**Exercise instructions**
Go through the listing and copy every line word for word.

**Given data**
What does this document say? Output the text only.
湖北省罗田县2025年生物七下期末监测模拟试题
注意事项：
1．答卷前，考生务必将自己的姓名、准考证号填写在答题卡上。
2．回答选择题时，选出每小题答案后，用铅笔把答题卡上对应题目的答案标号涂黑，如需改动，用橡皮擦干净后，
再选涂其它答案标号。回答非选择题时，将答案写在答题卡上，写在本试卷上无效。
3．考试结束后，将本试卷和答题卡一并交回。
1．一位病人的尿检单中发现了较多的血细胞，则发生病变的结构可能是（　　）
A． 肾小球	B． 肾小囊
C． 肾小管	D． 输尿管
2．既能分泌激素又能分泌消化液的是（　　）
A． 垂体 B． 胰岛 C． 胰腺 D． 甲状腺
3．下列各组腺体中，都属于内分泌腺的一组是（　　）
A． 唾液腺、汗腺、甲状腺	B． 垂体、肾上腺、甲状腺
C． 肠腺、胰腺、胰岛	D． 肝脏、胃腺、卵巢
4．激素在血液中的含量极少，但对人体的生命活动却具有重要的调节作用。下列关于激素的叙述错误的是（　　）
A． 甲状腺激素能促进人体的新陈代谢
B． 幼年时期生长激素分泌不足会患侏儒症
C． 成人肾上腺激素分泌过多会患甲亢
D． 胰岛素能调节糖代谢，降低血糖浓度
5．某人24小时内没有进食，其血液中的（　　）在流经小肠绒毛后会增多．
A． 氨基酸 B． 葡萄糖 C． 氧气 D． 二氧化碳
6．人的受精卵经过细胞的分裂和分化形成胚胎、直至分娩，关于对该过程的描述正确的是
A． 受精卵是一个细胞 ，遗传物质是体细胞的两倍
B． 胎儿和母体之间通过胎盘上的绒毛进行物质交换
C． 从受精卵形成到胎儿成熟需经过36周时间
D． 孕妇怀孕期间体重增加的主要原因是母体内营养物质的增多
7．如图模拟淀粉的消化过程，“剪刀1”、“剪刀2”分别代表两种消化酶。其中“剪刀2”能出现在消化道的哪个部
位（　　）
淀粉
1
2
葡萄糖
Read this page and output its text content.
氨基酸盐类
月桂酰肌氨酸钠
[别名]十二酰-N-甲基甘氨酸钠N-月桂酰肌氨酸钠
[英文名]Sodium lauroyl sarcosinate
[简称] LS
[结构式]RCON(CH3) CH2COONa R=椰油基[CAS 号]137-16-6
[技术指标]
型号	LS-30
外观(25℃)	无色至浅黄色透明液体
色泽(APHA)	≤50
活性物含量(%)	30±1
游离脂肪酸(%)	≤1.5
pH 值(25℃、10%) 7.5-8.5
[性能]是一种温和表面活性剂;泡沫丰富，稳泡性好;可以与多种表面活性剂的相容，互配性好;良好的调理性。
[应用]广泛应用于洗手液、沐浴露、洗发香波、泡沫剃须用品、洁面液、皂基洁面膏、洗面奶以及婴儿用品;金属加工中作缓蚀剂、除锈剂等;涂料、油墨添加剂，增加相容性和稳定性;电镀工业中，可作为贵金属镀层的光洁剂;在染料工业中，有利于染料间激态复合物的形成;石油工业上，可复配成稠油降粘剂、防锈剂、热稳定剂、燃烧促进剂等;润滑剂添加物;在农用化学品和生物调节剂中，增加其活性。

**Exercise output**
What does this document say? Output the text only.
湖北省罗田县2025年生物七下期末监测模拟试题
注意事项：
1．答卷前，考生务必将自己的姓名、准考证号填写在答题卡上。
2．回答选择题时，选出每小题答案后，用铅笔把答题卡上对应题目的答案标号涂黑，如需改动，用橡皮擦干净后，
再选涂其它答案标号。回答非选择题时，将答案写在答题卡上，写在本试卷上无效。
3．考试结束后，将本试卷和答题卡一并交回。
1．一位病人的尿检单中发现了较多的血细胞，则发生病变的结构可能是（　　）
A． 肾小球	B． 肾小囊
C． 肾小管	D． 输尿管
2．既能分泌激素又能分泌消化液的是（　　）
A． 垂体 B． 胰岛 C． 胰腺 D． 甲状腺
3．下列各组腺体中，都属于内分泌腺的一组是（　　）
A． 唾液腺、汗腺、甲状腺	B． 垂体、肾上腺、甲状腺
C． 肠腺、胰腺、胰岛	D． 肝脏、胃腺、卵巢
4．激素在血液中的含量极少，但对人体的生命活动却具有重要的调节作用。下列关于激素的叙述错误的是（　　）
A． 甲状腺激素能促进人体的新陈代谢
B． 幼年时期生长激素分泌不足会患侏儒症
C． 成人肾上腺激素分泌过多会患甲亢
D． 胰岛素能调节糖代谢，降低血糖浓度
5．某人24小时内没有进食，其血液中的（　　）在流经小肠绒毛后会增多．
A． 氨基酸 B． 葡萄糖 C． 氧气 D． 二氧化碳
6．人的受精卵经过细胞的分裂和分化形成胚胎、直至分娩，关于对该过程的描述正确的是
A． 受精卵是一个细胞 ，遗传物质是体细胞的两倍
B． 胎儿和母体之间通过胎盘上的绒毛进行物质交换
C． 从受精卵形成到胎儿成熟需经过36周时间
D． 孕妇怀孕期间体重增加的主要原因是母体内营养物质的增多
7．如图模拟淀粉的消化过程，“剪刀1”、“剪刀2”分别代表两种消化酶。其中“剪刀2”能出现在消化道的哪个部
位（　　）
淀粉
1
2
葡萄糖
Read this page and output its text content.
氨基酸盐类
月桂酰肌氨酸钠
[别名]十二酰-N-甲基甘氨酸钠N-月桂酰肌氨酸钠
[英文名]Sodium lauroyl sarcosinate
[简称] LS
[结构式]RCON(CH3) CH2COONa R=椰油基[CAS 号]137-16-6
[技术指标]
型号	LS-30
外观(25℃)	无色至浅黄色透明液体
色泽(APHA)	≤50
活性物含量(%)	30±1
游离脂肪酸(%)	≤1.5
pH 值(25℃、10%) 7.5-8.5
[性能]是一种温和表面活性剂;泡沫丰富，稳泡性好;可以与多种表面活性剂的相容，互配性好;良好的调理性。
[应用]广泛应用于洗手液、沐浴露、洗发香波、泡沫剃须用品、洁面液、皂基洁面膏、洗面奶以及婴儿用品;金属加工中作缓蚀剂、除锈剂等;涂料、油墨添加剂，增加相容性和稳定性;电镀工业中，可作为贵金属镀层的光洁剂;在染料工业中，有利于染料间激态复合物的形成;石油工业上，可复配成稠油降粘剂、防锈剂、热稳定剂、燃烧促进剂等;润滑剂添加物;在农用化学品和生物调节剂中，增加其活性。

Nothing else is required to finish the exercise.